---------- ENTRIES ----------
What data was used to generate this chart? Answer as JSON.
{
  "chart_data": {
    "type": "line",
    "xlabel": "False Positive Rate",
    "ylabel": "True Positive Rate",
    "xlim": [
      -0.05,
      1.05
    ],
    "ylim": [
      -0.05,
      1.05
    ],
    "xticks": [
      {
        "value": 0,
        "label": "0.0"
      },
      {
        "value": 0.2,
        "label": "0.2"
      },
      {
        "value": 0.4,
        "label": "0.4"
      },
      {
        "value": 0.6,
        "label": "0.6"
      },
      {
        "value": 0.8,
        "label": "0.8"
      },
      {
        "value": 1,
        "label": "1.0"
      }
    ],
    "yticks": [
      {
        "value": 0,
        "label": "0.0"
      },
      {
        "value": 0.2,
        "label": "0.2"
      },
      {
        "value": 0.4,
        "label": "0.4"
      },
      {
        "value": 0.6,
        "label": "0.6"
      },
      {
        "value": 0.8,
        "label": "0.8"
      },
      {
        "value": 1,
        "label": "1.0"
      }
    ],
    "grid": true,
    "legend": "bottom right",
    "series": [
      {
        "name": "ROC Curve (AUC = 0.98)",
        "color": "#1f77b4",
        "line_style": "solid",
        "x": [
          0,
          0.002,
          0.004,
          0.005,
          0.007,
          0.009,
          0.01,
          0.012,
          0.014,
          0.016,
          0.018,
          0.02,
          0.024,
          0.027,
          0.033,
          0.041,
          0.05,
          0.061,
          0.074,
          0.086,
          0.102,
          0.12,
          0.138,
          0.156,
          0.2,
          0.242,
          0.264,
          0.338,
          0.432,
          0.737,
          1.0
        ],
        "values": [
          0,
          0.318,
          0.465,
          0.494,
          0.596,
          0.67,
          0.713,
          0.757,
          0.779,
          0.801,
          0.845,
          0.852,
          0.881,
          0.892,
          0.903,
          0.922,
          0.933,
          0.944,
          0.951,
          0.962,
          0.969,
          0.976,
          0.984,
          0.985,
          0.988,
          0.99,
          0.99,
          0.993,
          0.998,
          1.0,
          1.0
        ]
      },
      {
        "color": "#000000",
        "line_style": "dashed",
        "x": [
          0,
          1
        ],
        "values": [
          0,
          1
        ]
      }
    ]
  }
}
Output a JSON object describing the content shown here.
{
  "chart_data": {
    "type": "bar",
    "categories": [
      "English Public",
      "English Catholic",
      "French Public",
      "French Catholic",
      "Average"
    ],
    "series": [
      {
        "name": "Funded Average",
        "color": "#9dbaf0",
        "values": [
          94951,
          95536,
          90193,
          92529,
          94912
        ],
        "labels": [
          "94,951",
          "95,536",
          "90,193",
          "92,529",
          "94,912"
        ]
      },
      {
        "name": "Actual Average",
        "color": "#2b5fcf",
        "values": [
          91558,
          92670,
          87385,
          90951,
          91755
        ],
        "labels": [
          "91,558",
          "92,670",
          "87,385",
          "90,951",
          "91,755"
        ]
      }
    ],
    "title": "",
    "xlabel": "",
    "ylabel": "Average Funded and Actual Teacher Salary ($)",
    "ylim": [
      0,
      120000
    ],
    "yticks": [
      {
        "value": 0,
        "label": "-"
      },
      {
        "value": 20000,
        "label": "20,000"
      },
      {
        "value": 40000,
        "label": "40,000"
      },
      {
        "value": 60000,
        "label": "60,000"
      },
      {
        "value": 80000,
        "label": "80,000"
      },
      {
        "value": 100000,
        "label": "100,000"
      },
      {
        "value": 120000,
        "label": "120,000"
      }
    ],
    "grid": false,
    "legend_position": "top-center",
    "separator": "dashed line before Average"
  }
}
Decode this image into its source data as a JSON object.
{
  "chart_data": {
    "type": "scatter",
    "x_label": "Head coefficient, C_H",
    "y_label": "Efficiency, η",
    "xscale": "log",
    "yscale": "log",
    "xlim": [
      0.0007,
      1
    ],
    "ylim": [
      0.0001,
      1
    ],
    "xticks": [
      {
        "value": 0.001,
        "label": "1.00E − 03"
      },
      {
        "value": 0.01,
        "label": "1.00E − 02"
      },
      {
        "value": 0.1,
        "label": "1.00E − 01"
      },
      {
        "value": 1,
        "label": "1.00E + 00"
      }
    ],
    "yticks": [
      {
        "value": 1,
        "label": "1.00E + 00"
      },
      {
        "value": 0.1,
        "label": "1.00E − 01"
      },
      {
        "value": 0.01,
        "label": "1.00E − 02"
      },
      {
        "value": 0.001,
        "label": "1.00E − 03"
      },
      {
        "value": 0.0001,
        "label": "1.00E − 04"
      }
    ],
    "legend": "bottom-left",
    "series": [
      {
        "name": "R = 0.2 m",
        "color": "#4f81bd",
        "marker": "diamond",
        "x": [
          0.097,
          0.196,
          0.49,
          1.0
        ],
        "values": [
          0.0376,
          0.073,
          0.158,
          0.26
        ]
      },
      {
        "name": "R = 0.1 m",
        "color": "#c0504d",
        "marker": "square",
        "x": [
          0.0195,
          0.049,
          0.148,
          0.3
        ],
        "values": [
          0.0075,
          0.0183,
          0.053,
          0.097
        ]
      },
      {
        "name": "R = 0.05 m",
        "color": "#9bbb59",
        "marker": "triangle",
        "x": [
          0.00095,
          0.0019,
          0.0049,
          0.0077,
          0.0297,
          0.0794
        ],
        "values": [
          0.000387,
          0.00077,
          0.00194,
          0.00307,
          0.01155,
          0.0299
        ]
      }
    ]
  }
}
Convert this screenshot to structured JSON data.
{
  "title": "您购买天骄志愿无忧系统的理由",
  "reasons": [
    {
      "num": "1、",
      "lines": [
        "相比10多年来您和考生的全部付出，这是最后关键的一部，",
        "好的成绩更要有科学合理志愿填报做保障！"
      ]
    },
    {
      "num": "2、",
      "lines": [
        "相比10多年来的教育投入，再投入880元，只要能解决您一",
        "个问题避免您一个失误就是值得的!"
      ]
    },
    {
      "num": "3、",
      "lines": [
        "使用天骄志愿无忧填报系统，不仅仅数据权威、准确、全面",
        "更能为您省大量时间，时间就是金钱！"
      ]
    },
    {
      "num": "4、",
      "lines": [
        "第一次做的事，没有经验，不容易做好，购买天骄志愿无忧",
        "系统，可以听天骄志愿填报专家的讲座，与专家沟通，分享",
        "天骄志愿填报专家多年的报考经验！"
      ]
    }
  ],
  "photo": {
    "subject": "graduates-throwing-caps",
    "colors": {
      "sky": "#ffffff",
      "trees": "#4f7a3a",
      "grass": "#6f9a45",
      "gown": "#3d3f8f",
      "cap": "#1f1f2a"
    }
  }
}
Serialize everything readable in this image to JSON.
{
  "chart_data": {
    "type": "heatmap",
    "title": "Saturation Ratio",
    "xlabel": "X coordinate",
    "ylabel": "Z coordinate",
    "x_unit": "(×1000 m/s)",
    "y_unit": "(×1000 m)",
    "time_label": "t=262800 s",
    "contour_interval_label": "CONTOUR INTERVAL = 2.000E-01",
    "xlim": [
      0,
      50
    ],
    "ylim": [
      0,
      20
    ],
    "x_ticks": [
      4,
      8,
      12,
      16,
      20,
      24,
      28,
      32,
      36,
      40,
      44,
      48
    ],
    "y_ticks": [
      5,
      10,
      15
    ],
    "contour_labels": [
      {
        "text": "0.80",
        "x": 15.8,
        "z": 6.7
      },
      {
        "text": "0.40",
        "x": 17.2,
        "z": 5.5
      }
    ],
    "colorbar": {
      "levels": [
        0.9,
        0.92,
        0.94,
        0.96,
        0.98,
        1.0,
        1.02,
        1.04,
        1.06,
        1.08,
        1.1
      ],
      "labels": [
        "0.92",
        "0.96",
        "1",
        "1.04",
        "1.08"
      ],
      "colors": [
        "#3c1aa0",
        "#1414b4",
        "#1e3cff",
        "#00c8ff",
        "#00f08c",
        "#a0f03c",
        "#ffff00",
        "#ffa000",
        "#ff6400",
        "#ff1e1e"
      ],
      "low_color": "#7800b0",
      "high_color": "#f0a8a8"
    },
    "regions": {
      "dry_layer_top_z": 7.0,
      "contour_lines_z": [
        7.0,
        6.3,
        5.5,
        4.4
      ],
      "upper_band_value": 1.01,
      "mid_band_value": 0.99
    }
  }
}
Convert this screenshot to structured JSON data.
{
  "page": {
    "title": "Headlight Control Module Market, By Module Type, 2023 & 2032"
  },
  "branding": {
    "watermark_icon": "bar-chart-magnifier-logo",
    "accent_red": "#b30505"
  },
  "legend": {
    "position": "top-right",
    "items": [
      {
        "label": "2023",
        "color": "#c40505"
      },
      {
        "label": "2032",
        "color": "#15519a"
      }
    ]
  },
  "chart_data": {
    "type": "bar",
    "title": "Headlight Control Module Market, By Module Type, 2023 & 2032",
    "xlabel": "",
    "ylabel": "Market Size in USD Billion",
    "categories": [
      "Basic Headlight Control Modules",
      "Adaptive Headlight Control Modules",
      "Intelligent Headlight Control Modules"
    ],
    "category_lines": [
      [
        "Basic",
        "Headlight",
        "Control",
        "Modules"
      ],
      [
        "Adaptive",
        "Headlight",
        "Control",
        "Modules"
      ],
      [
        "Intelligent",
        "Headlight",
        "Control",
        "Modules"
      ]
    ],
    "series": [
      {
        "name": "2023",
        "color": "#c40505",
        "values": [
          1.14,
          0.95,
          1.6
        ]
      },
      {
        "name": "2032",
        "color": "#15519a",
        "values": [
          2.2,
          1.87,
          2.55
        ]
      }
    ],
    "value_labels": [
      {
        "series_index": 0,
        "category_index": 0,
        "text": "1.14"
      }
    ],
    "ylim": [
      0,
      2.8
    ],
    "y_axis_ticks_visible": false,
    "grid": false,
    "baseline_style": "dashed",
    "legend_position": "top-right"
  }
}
----------
#### WHAT IS EXPECTED:
Return only the number of lines in the entries that contain the string "Headlight".

#### SOLUTION FOR THIS PROBLEM:
8